Reproduce every record below exactly as it appears.

* START DATA SECTION *

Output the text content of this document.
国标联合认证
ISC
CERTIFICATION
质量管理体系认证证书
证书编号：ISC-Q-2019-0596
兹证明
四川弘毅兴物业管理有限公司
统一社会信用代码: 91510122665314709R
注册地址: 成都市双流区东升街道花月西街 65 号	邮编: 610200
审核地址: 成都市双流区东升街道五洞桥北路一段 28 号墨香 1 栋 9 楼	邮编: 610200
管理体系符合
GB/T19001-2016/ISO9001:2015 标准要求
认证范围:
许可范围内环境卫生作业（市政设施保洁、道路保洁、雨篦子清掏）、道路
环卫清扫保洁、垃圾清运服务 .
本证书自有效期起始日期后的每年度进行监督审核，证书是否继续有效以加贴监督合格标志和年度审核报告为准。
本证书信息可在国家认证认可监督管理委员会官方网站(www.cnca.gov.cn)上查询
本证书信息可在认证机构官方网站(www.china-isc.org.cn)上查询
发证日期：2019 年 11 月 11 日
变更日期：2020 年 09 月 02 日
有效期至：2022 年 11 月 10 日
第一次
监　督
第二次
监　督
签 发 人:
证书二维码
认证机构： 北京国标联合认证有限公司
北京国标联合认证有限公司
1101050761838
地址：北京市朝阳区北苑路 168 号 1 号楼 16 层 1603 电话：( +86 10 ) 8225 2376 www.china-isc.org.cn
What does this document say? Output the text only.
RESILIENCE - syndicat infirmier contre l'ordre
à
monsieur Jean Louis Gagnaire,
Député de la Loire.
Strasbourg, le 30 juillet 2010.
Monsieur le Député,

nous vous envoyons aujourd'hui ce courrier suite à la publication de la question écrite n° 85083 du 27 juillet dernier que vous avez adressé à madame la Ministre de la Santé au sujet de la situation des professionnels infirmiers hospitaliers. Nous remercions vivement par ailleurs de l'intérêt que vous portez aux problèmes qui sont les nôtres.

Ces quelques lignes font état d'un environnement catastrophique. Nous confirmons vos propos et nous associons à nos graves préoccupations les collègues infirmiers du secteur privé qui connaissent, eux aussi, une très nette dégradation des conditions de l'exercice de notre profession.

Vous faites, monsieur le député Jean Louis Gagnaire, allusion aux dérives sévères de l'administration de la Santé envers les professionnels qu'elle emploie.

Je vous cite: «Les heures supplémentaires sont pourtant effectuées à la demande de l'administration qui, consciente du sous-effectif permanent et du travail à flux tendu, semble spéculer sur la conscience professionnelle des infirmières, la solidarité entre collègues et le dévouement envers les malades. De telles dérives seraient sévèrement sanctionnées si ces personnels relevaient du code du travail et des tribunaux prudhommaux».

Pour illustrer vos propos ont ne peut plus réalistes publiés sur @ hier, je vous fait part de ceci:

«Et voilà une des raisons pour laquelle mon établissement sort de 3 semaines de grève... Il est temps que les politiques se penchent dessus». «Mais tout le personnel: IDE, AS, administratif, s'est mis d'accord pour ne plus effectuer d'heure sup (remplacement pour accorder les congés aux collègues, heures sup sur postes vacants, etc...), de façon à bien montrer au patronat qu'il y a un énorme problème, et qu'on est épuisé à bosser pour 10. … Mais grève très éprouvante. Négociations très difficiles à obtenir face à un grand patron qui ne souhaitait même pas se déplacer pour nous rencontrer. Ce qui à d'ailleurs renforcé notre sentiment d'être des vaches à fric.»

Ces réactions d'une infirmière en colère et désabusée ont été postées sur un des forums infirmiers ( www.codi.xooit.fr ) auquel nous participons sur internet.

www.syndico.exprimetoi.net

* END DATA SECTION *

### RESPONSE TO THIS EXERCISE
Output the text content of this document.
国标联合认证
ISC
CERTIFICATION
质量管理体系认证证书
证书编号：ISC-Q-2019-0596
兹证明
四川弘毅兴物业管理有限公司
统一社会信用代码: 91510122665314709R
注册地址: 成都市双流区东升街道花月西街 65 号	邮编: 610200
审核地址: 成都市双流区东升街道五洞桥北路一段 28 号墨香 1 栋 9 楼	邮编: 610200
管理体系符合
GB/T19001-2016/ISO9001:2015 标准要求
认证范围:
许可范围内环境卫生作业（市政设施保洁、道路保洁、雨篦子清掏）、道路
环卫清扫保洁、垃圾清运服务 .
本证书自有效期起始日期后的每年度进行监督审核，证书是否继续有效以加贴监督合格标志和年度审核报告为准。
本证书信息可在国家认证认可监督管理委员会官方网站(www.cnca.gov.cn)上查询
本证书信息可在认证机构官方网站(www.china-isc.org.cn)上查询
发证日期：2019 年 11 月 11 日
变更日期：2020 年 09 月 02 日
有效期至：2022 年 11 月 10 日
第一次
监　督
第二次
监　督
签 发 人:
证书二维码
认证机构： 北京国标联合认证有限公司
北京国标联合认证有限公司
1101050761838
地址：北京市朝阳区北苑路 168 号 1 号楼 16 层 1603 电话：( +86 10 ) 8225 2376 www.china-isc.org.cn
What does this document say? Output the text only.
RESILIENCE - syndicat infirmier contre l'ordre
à
monsieur Jean Louis Gagnaire,
Député de la Loire.
Strasbourg, le 30 juillet 2010.
Monsieur le Député,

nous vous envoyons aujourd'hui ce courrier suite à la publication de la question écrite n° 85083 du 27 juillet dernier que vous avez adressé à madame la Ministre de la Santé au sujet de la situation des professionnels infirmiers hospitaliers. Nous remercions vivement par ailleurs de l'intérêt que vous portez aux problèmes qui sont les nôtres.

Ces quelques lignes font état d'un environnement catastrophique. Nous confirmons vos propos et nous associons à nos graves préoccupations les collègues infirmiers du secteur privé qui connaissent, eux aussi, une très nette dégradation des conditions de l'exercice de notre profession.

Vous faites, monsieur le député Jean Louis Gagnaire, allusion aux dérives sévères de l'administration de la Santé envers les professionnels qu'elle emploie.

Je vous cite: «Les heures supplémentaires sont pourtant effectuées à la demande de l'administration qui, consciente du sous-effectif permanent et du travail à flux tendu, semble spéculer sur la conscience professionnelle des infirmières, la solidarité entre collègues et le dévouement envers les malades. De telles dérives seraient sévèrement sanctionnées si ces personnels relevaient du code du travail et des tribunaux prudhommaux».

Pour illustrer vos propos ont ne peut plus réalistes publiés sur @ hier, je vous fait part de ceci:

«Et voilà une des raisons pour laquelle mon établissement sort de 3 semaines de grève... Il est temps que les politiques se penchent dessus». «Mais tout le personnel: IDE, AS, administratif, s'est mis d'accord pour ne plus effectuer d'heure sup (remplacement pour accorder les congés aux collègues, heures sup sur postes vacants, etc...), de façon à bien montrer au patronat qu'il y a un énorme problème, et qu'on est épuisé à bosser pour 10. … Mais grève très éprouvante. Négociations très difficiles à obtenir face à un grand patron qui ne souhaitait même pas se déplacer pour nous rencontrer. Ce qui à d'ailleurs renforcé notre sentiment d'être des vaches à fric.»

Ces réactions d'une infirmière en colère et désabusée ont été postées sur un des forums infirmiers ( www.codi.xooit.fr ) auquel nous participons sur internet.

www.syndico.exprimetoi.net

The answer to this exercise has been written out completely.